WHAT YOU ARE ASKED TO DO -> Gather every line of the entries that includes the word "pleading".

+ + + + +

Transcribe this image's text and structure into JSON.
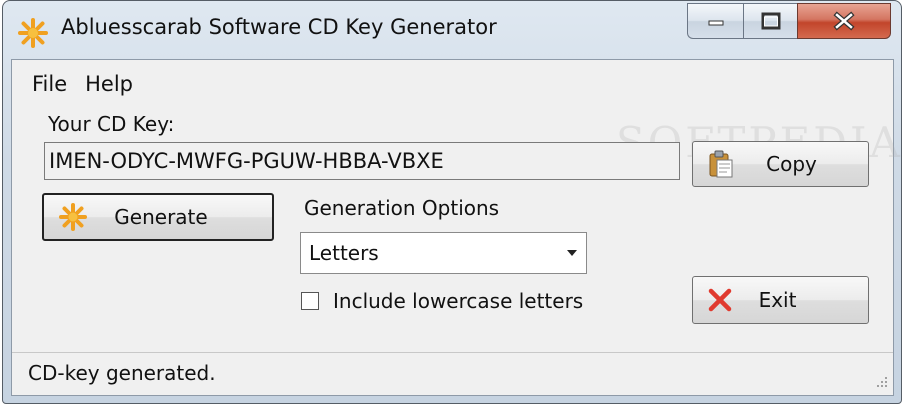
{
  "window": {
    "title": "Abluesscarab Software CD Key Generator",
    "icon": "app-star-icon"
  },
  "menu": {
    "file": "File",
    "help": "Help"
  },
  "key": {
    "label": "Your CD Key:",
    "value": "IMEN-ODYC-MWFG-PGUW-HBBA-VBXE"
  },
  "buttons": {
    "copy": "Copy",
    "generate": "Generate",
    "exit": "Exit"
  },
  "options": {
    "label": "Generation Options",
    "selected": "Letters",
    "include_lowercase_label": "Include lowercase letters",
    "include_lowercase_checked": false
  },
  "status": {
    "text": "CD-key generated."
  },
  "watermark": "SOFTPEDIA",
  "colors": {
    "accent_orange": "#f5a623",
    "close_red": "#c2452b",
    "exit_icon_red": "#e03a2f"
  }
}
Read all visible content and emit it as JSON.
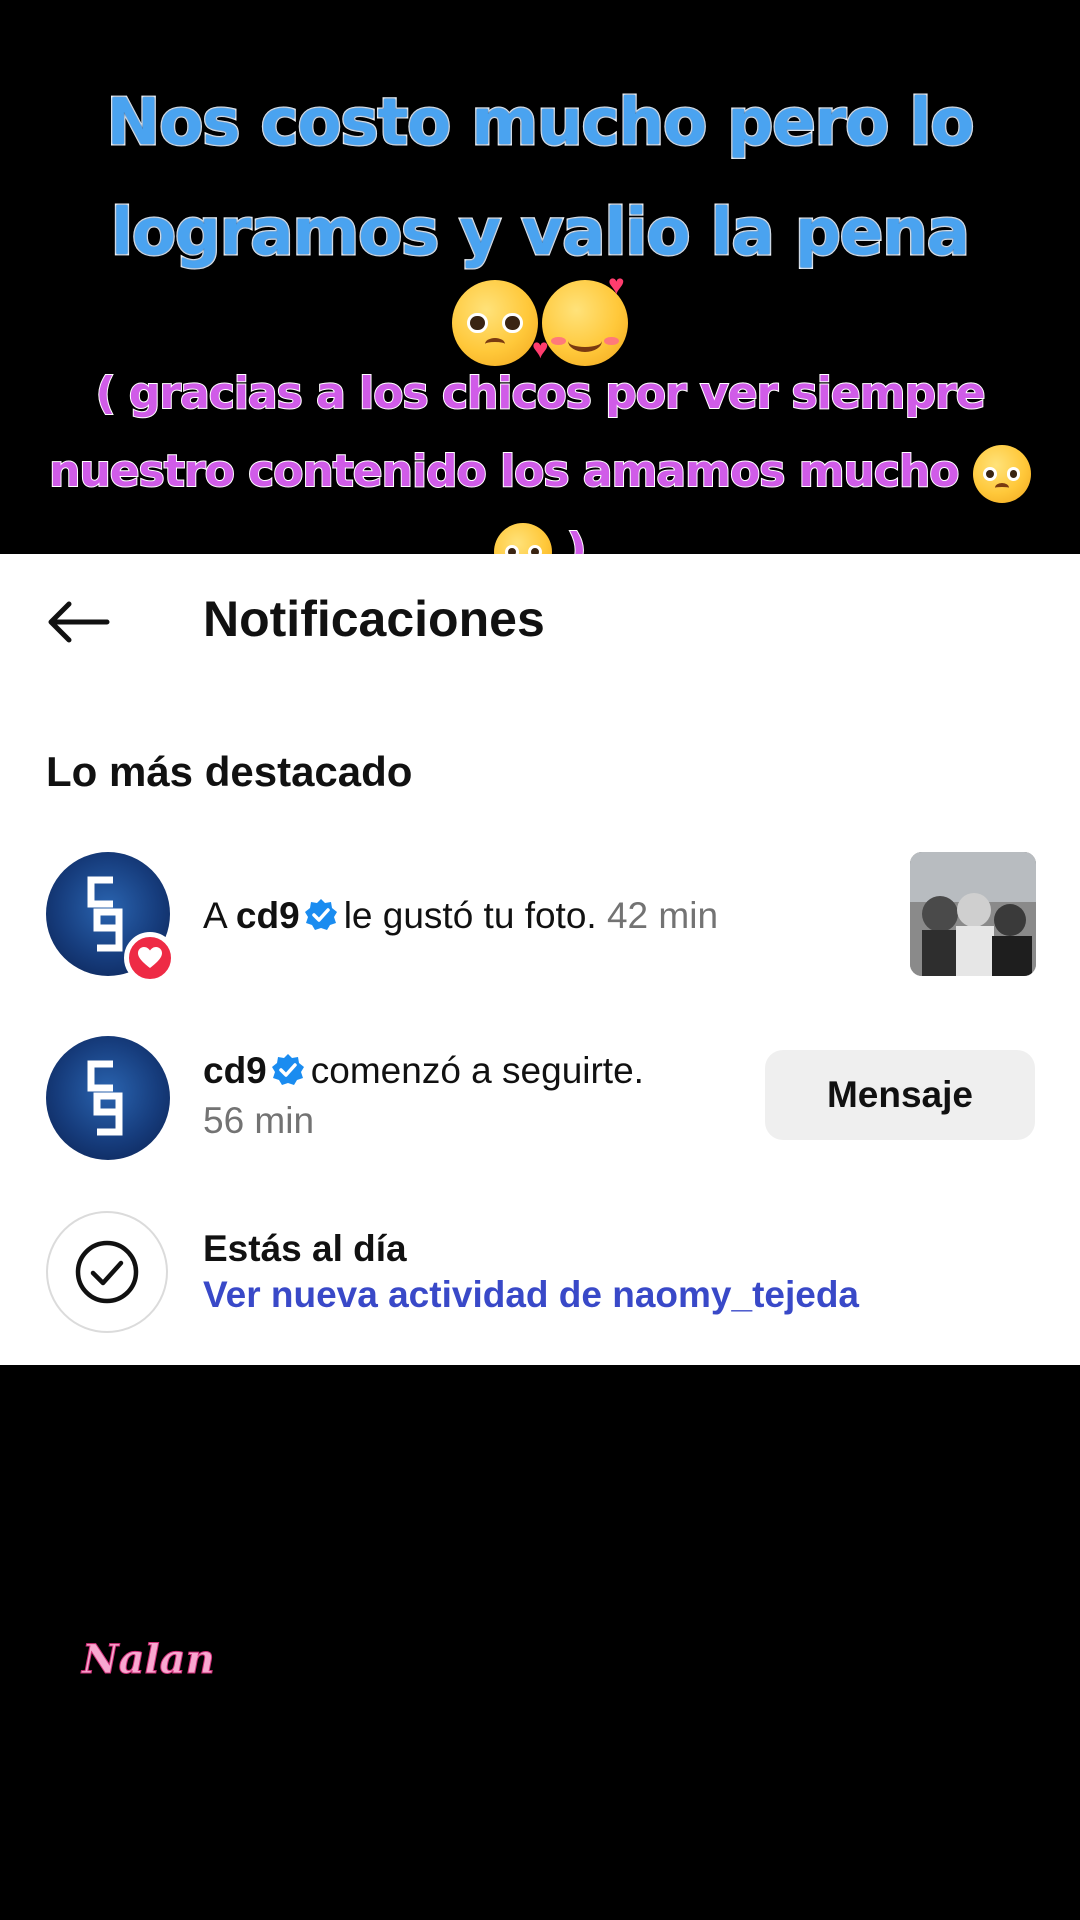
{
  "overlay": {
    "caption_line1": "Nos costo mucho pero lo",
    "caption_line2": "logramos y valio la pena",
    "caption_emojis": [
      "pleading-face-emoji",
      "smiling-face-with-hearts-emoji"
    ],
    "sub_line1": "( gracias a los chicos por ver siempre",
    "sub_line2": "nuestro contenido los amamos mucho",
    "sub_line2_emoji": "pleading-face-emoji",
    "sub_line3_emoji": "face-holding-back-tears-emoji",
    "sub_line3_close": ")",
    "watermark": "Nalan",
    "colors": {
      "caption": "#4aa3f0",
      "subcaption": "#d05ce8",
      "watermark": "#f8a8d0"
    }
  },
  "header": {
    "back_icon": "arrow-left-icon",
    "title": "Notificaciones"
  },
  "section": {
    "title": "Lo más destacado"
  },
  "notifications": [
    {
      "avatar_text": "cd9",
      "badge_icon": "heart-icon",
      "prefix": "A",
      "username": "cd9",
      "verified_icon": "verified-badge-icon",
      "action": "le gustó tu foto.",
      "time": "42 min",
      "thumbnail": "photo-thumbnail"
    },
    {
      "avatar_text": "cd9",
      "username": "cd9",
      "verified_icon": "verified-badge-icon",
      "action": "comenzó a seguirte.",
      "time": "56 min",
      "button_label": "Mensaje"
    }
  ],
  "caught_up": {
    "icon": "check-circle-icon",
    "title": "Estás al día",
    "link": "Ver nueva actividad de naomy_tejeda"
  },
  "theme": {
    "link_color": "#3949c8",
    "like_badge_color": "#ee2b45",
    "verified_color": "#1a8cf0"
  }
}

+ + + + +

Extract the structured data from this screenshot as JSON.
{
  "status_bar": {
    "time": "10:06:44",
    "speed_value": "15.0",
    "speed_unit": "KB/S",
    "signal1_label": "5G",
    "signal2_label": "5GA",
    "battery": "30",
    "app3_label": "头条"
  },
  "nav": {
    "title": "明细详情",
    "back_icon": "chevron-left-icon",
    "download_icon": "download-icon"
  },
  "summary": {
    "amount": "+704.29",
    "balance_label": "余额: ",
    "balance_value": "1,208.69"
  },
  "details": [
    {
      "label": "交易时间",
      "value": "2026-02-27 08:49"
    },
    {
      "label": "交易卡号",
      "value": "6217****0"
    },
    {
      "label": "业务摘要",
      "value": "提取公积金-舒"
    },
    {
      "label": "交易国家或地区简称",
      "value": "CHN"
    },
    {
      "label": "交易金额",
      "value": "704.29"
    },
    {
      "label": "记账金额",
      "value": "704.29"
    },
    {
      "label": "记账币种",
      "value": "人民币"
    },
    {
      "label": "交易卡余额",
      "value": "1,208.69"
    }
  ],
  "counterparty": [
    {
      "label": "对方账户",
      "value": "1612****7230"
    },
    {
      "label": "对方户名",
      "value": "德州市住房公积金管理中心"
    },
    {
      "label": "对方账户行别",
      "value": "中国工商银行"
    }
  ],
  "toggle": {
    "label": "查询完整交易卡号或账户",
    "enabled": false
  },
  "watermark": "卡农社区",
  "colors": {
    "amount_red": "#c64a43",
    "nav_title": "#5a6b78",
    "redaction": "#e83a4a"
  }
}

+ + + + +

PROBLEM SOLUTION ->
      "pleading-face-emoji",
    "sub_line2_emoji": "pleading-face-emoji",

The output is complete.